:: What you will do ::
Your task is to give the number of lines in the listing that include "account", and nothing else.

◇ ◇ ◇ ◇ ◇ ◇ ◇

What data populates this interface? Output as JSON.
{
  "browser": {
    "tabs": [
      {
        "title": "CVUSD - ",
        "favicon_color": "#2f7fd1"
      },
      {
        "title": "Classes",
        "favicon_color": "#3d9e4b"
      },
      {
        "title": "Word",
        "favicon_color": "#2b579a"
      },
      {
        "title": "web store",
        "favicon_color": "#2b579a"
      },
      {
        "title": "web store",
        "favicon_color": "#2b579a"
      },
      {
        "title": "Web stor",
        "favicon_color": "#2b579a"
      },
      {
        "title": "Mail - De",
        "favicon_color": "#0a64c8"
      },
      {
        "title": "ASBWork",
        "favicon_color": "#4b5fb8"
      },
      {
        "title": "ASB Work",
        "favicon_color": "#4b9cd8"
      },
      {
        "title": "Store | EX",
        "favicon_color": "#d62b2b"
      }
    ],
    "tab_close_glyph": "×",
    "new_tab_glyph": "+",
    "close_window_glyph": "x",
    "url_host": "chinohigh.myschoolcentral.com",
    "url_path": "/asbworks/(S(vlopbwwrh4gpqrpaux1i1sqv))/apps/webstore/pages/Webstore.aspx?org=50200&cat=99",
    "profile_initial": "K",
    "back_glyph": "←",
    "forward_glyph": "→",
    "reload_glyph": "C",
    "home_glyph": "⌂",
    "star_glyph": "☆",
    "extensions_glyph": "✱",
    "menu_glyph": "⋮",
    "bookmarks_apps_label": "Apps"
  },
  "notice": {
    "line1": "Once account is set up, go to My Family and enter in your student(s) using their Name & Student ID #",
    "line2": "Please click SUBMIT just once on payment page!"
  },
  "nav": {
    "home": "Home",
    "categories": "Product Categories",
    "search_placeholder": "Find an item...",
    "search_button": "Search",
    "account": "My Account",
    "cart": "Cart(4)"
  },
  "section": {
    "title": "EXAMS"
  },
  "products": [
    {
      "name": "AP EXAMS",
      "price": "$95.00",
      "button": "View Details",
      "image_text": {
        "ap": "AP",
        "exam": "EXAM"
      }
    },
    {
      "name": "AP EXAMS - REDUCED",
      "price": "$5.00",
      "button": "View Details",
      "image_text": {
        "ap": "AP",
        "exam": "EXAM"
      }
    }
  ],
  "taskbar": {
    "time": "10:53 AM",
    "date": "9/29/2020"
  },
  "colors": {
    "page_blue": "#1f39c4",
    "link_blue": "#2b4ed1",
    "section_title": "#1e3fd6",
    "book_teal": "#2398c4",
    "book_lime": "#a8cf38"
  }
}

◇ ◇ ◇ ◇ ◇ ◇ ◇

:: Response below ::
2